# [What is being asked]
Which lines have the string "Terälautasen"? Copy all of them from the entries below.

(Records from a dataset)
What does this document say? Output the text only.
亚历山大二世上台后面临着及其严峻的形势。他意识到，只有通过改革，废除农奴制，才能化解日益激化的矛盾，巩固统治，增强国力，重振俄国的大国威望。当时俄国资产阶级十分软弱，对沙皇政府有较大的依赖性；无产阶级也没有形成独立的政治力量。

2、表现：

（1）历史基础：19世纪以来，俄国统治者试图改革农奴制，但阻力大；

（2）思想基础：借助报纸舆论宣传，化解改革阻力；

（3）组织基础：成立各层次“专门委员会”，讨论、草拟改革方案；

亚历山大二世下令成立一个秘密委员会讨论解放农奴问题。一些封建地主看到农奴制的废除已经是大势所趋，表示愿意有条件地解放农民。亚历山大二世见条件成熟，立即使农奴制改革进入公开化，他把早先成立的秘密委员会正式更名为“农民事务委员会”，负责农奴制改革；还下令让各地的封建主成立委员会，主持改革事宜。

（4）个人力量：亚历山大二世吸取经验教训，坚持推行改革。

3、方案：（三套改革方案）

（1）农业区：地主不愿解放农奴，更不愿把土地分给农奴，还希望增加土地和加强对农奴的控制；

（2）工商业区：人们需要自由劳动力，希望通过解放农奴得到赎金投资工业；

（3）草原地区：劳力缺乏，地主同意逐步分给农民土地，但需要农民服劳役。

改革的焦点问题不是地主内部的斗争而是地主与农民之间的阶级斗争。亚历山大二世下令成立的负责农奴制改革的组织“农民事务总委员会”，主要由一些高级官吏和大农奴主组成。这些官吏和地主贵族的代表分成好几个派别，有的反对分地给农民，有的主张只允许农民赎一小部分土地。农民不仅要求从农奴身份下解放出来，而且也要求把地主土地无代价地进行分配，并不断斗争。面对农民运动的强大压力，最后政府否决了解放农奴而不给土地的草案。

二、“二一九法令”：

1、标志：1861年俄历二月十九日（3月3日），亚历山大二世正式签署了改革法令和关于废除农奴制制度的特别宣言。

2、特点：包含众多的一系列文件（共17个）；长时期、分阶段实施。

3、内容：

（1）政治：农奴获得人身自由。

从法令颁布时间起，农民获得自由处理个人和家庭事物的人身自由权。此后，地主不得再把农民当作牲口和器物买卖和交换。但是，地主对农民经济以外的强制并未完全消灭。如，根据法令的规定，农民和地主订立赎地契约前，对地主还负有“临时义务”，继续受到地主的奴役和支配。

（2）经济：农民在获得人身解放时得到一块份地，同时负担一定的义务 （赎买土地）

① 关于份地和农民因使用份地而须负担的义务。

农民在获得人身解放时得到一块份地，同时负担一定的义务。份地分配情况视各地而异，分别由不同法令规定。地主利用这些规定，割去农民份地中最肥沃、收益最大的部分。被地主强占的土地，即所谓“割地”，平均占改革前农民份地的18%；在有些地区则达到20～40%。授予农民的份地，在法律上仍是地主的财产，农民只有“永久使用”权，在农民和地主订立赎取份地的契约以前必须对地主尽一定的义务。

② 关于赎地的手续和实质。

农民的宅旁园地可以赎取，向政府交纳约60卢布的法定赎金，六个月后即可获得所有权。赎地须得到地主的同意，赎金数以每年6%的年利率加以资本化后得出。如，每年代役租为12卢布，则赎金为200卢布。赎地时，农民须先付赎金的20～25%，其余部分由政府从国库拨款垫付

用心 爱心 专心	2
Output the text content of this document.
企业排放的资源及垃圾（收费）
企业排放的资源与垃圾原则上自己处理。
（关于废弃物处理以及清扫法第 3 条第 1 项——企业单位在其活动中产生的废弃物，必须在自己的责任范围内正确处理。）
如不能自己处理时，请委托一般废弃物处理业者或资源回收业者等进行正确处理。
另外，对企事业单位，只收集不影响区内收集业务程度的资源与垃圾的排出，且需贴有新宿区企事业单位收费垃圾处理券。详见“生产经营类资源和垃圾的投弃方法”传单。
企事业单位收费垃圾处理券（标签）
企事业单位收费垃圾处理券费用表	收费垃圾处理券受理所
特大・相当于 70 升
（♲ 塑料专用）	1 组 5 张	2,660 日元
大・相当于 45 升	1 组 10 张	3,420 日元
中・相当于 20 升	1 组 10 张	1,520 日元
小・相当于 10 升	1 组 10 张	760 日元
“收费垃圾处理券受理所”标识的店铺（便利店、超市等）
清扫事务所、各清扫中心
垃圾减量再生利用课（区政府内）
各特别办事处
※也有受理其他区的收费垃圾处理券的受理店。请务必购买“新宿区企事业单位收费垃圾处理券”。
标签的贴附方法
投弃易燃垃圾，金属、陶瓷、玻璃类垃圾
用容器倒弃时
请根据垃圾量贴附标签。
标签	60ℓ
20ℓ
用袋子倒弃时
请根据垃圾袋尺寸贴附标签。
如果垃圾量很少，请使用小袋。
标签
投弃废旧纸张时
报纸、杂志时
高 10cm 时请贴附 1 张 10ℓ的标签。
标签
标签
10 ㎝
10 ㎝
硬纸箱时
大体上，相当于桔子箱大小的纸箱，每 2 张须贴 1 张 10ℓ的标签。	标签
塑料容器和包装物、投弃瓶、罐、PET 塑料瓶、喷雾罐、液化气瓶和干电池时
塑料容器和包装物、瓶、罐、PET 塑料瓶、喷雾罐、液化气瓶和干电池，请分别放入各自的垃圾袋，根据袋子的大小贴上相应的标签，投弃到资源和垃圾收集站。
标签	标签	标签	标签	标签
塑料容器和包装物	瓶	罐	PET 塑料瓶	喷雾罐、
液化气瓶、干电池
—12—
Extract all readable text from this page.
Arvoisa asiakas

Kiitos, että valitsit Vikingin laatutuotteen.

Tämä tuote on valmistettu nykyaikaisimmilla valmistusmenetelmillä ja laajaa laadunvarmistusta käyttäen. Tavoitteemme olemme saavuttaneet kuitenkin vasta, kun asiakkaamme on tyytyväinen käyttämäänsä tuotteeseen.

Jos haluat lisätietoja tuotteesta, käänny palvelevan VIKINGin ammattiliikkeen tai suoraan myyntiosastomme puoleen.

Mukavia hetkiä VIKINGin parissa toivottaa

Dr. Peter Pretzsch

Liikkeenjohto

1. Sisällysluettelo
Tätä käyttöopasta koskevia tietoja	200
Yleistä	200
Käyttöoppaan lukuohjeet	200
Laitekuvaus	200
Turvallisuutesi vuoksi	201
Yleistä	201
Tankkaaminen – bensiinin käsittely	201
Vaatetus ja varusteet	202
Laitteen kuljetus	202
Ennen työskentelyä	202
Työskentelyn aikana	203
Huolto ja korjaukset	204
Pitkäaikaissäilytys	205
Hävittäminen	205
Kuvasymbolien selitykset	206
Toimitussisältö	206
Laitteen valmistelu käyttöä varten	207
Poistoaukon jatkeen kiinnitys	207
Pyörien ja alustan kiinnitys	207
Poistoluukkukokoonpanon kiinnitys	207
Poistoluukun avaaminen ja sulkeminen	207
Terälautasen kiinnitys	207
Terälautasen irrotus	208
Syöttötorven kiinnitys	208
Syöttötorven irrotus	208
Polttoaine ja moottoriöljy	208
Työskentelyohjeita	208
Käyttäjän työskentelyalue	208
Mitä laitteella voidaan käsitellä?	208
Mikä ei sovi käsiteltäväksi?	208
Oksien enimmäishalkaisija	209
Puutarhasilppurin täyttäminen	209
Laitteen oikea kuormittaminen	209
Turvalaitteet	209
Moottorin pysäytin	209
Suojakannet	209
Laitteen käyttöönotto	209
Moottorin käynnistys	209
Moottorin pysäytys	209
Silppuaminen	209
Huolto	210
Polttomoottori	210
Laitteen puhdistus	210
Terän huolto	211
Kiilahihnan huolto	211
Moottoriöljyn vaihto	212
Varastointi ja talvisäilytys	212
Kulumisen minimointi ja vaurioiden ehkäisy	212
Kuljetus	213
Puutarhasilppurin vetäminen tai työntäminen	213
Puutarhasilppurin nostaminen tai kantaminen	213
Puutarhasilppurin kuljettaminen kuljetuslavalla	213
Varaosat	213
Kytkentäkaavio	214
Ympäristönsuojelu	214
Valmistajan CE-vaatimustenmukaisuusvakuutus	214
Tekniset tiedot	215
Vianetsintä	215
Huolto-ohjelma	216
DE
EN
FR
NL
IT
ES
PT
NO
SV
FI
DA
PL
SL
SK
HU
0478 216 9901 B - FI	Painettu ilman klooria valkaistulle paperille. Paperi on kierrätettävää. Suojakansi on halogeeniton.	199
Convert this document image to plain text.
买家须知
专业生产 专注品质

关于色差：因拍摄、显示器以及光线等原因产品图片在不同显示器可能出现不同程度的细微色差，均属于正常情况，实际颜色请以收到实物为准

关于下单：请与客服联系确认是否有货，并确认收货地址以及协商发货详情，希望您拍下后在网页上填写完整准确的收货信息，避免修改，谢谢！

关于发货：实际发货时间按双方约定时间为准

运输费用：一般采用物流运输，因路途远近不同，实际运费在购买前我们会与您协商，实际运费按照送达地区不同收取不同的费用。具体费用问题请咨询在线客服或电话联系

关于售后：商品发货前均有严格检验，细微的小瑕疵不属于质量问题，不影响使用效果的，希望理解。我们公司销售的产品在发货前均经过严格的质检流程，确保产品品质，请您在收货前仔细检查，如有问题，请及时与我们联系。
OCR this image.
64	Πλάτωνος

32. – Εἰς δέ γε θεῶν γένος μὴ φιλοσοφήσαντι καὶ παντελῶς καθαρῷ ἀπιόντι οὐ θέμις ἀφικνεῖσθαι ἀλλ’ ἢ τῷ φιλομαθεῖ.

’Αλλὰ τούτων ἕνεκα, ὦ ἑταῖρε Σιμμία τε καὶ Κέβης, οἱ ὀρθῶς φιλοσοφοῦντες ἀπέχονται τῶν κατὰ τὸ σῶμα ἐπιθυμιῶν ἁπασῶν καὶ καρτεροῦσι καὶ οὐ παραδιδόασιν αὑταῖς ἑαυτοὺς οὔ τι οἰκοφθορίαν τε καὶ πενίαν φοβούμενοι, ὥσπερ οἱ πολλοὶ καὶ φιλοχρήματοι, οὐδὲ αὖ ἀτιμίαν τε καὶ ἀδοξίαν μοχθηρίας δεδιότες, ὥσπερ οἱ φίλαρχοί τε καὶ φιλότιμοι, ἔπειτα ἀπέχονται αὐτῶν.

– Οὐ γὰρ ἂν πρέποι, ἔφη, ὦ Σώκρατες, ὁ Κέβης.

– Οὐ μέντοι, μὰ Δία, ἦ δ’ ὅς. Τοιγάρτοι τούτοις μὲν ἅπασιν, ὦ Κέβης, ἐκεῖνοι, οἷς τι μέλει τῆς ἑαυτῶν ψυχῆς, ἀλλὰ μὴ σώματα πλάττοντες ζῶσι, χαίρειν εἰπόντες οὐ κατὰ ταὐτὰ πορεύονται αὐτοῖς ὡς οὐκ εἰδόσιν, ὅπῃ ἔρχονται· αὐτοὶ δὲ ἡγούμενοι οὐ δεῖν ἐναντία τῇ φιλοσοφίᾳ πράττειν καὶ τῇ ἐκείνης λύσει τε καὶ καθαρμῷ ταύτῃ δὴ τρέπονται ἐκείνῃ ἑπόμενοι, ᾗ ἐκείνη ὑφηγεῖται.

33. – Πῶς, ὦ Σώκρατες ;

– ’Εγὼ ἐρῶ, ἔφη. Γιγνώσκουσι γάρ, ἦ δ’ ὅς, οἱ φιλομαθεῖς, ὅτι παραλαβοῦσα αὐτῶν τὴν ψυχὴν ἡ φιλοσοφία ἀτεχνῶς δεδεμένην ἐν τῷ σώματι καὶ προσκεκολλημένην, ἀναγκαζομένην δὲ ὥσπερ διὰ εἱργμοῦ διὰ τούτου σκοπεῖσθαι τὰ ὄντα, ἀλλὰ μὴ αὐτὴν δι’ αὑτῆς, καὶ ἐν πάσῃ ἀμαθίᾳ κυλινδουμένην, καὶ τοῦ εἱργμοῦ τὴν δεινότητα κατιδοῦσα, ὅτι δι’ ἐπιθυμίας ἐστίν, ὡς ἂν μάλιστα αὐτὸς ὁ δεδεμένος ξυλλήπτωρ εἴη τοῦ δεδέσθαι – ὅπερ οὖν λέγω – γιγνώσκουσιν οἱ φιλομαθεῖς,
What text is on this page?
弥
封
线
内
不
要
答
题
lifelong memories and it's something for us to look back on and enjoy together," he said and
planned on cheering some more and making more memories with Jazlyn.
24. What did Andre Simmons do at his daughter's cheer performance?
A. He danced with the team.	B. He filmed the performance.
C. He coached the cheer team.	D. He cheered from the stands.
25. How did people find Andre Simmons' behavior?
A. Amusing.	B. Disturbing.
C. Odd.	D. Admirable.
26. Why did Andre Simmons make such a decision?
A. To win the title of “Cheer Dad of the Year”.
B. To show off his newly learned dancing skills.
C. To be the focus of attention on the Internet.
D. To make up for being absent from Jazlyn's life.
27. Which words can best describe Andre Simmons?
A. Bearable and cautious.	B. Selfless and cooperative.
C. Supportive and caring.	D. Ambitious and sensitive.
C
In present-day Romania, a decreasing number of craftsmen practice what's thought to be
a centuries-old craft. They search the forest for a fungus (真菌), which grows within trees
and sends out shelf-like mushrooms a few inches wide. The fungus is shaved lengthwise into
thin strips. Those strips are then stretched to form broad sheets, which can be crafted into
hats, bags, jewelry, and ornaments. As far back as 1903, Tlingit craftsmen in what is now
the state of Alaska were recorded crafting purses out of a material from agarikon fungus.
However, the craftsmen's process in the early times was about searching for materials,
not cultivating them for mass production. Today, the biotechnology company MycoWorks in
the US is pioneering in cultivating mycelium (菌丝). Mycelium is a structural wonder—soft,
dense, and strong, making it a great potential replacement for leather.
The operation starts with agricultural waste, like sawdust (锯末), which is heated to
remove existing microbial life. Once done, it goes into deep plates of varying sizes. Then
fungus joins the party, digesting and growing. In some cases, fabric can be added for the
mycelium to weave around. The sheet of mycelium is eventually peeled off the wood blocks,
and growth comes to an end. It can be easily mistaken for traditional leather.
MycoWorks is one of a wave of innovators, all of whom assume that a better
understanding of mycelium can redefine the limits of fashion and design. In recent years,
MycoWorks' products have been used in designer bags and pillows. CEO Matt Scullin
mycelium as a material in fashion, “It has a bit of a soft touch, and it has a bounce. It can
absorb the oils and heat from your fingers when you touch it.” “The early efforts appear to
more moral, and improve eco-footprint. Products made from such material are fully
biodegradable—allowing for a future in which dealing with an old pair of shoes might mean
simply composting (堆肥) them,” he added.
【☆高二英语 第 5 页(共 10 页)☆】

# [Final result]
Terälautasen kiinnitys	207
Terälautasen irrotus	208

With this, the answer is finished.